EXCERPT PROVIDED:
Matured Cheddar, Blue Stilton! The German chain supermarket leaflet even also showed proper British-baked digestive biscuits and Scottish shortbread. To say nothing of those lemon muffin cup-cakes. Fish and Chips too! Definitely worth a visit to our local Lidl store. Of course, many snobs will censure us for admitting a craving to buy British food in a country boasting some of the finest culinary products in the world. (Italy has 267 protected food products as distinct from the UK’s 69). However, others may sympathise with us who have been reared largely on solid (or stolid?) British fayre.
After our brilliant morning yoga session in Bagni di Lucca’s public garden under the guidance of guru Martyn Sheldon we decided we’d indulge in shopping for British food, jump into the car and head for Lidl.
Avoiding Lucca’s outlet which we thought might have already sold out of the precious vitals we chose to head for Pescia’s store.
We selected the Brennero road towards Abetone. Turning off on the mountain road towards the Tibetan-like steepness of Lucchio we headed for the hamlet of Zato. In this little settlement of shepherds we’d previously purchased some really excellent cheese made with milk from the local goat and sheep herds.





Beyond Zato the road’s asphalt surface disappeared and we started to manoeuvre bumpily over a gravelly and stony surface made up of red rocks and earth. However, because of the weeks of almost rainless weather although the going was slow it was not too hard thanks to our four-wheel-drive veteran Fiat Panda and Sandra’s brilliant rally-honed advanced driving skills.
At the top of the trail the tiny chapel of Croce a Veglia, a timber cross and a stupendous view greeted us. To the north the Lima valley stretched to the Apennines of Abetone. To the south the softer contours of the Pesciatina valley, (also known as the Pesciatina Switzerland because of its similarity to certain landscapes in the centre of that country) spread before our wondering eyes…















It was a truly glorious panorama. I thought to myself how different this was from a standard trip on a number 53 bus to our local Lidl store in south-east London!
The road suddenly regained its asphalted surface and we traversed past the ten ‘castelli’ or ancient villages of the valley. I have described this charming area of the Apennines in previous posts at:
And at
Tuscany’s Own Switzerland | From London to Longoio (and Lucca and Beyond) Part Two (wordpress.com).
so won’t here!






Reaching Pescia we had a pit stop at a friendly bar close to the ancient church of San Francesco which boasts the oldest known portrait of the saint who preached to the birds and tamed a wolf.

EXERCISE TASK 1: Reproduce word for word the passage of the blog post about the drive to Lidl that begins with the words containing "Avoiding Lucca’s outlet" and ends with "and sheep herds.".
The records that follow have nothing to do with the blog post above.

RECORDS FOR PROCESSING:
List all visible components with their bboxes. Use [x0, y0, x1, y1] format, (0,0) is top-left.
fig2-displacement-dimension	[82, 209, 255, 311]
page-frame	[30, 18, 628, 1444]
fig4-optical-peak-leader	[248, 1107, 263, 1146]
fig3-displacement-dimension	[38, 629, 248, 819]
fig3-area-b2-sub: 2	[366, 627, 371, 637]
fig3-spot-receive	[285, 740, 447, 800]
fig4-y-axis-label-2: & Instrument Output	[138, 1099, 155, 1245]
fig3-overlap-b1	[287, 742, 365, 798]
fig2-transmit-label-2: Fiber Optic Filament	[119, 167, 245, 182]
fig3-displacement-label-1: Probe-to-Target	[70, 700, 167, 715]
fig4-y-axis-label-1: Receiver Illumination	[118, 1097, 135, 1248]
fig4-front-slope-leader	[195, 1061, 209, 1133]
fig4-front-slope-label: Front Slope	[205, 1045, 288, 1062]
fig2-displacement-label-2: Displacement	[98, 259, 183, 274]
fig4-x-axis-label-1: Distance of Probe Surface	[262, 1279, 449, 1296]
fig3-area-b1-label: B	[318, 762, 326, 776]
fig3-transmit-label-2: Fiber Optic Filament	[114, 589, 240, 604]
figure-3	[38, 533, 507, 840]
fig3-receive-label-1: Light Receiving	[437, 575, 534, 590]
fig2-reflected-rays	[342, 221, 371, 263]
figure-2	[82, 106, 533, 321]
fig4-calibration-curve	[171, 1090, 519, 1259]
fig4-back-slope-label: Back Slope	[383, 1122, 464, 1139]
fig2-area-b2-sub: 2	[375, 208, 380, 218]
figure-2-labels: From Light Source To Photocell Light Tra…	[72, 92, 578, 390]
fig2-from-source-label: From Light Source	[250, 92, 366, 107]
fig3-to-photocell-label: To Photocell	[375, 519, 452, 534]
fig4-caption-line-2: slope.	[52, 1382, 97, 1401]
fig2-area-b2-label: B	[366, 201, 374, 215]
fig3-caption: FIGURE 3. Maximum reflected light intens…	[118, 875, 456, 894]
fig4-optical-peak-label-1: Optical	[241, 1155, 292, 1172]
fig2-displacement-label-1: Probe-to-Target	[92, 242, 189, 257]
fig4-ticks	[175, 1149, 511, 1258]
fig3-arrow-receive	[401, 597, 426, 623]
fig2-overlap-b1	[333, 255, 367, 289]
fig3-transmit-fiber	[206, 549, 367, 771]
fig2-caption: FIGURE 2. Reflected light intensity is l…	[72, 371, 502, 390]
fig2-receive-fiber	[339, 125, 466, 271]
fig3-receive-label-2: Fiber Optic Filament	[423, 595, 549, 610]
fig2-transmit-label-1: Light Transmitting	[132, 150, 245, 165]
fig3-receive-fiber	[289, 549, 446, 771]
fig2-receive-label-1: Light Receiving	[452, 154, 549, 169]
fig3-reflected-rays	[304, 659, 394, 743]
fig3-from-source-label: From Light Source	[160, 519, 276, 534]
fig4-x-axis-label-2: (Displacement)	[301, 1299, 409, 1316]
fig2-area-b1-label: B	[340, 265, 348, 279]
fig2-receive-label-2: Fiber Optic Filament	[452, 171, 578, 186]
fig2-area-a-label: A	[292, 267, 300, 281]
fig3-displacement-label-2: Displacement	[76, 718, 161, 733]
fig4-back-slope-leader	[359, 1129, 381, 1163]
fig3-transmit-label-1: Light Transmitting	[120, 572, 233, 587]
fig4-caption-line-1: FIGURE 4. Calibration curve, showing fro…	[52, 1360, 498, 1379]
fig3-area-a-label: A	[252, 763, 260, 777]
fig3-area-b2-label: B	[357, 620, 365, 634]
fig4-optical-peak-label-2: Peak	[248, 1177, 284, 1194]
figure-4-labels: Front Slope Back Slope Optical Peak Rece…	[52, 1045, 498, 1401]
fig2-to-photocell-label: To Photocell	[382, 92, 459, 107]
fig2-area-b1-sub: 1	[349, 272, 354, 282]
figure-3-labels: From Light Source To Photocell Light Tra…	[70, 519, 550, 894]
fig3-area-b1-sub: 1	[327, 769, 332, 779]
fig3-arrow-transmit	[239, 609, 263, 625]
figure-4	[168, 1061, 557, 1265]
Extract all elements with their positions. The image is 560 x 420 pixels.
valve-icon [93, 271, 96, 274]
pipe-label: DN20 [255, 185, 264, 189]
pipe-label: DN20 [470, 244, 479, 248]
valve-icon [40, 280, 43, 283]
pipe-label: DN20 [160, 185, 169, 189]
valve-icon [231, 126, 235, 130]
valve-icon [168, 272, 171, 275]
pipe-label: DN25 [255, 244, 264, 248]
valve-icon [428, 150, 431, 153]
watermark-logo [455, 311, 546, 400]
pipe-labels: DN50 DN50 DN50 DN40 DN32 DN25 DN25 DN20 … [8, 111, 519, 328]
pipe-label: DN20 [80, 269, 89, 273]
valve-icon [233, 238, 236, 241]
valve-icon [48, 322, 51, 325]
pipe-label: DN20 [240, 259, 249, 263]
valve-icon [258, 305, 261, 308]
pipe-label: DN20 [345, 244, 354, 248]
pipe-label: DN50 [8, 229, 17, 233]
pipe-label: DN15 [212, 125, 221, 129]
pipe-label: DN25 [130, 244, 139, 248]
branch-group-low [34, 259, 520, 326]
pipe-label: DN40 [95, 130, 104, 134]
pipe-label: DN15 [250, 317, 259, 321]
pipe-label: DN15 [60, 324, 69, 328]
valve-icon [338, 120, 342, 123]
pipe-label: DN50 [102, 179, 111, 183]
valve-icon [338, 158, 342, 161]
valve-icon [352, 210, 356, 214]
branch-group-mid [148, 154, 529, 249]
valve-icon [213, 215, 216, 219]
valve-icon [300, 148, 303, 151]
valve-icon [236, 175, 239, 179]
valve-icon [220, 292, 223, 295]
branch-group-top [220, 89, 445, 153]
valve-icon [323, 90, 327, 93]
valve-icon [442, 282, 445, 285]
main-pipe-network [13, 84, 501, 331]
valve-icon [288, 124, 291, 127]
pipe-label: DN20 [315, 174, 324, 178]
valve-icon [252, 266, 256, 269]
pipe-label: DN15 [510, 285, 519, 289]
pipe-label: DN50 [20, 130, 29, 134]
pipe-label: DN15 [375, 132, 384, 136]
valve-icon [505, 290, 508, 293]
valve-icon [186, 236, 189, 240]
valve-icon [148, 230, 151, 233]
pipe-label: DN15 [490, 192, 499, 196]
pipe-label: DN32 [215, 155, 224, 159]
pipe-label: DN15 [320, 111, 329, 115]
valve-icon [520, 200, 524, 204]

EXERCISE TASK 2: In the records, take every line from the first one through the line containing "762, 326, 776]", and rewrite them with "Receiver Illumination" swapped for "Receiver Brightness", keeping everything else identical. Return only those lines.

FULL SOLUTION 1:
Avoiding Lucca’s outlet which we thought might have already sold out of the precious vitals we chose to head for Pescia’s store.
We selected the Brennero road towards Abetone. Turning off on the mountain road towards the Tibetan-like steepness of Lucchio we headed for the hamlet of Zato. In this little settlement of shepherds we’d previously purchased some really excellent cheese made with milk from the local goat and sheep herds.

FULL SOLUTION 2:
List all visible components with their bboxes. Use [x0, y0, x1, y1] format, (0,0) is top-left.
fig2-displacement-dimension	[82, 209, 255, 311]
page-frame	[30, 18, 628, 1444]
fig4-optical-peak-leader	[248, 1107, 263, 1146]
fig3-displacement-dimension	[38, 629, 248, 819]
fig3-area-b2-sub: 2	[366, 627, 371, 637]
fig3-spot-receive	[285, 740, 447, 800]
fig4-y-axis-label-2: & Instrument Output	[138, 1099, 155, 1245]
fig3-overlap-b1	[287, 742, 365, 798]
fig2-transmit-label-2: Fiber Optic Filament	[119, 167, 245, 182]
fig3-displacement-label-1: Probe-to-Target	[70, 700, 167, 715]
fig4-y-axis-label-1: Receiver Brightness	[118, 1097, 135, 1248]
fig4-front-slope-leader	[195, 1061, 209, 1133]
fig4-front-slope-label: Front Slope	[205, 1045, 288, 1062]
fig2-displacement-label-2: Displacement	[98, 259, 183, 274]
fig4-x-axis-label-1: Distance of Probe Surface	[262, 1279, 449, 1296]
fig3-area-b1-label: B	[318, 762, 326, 776]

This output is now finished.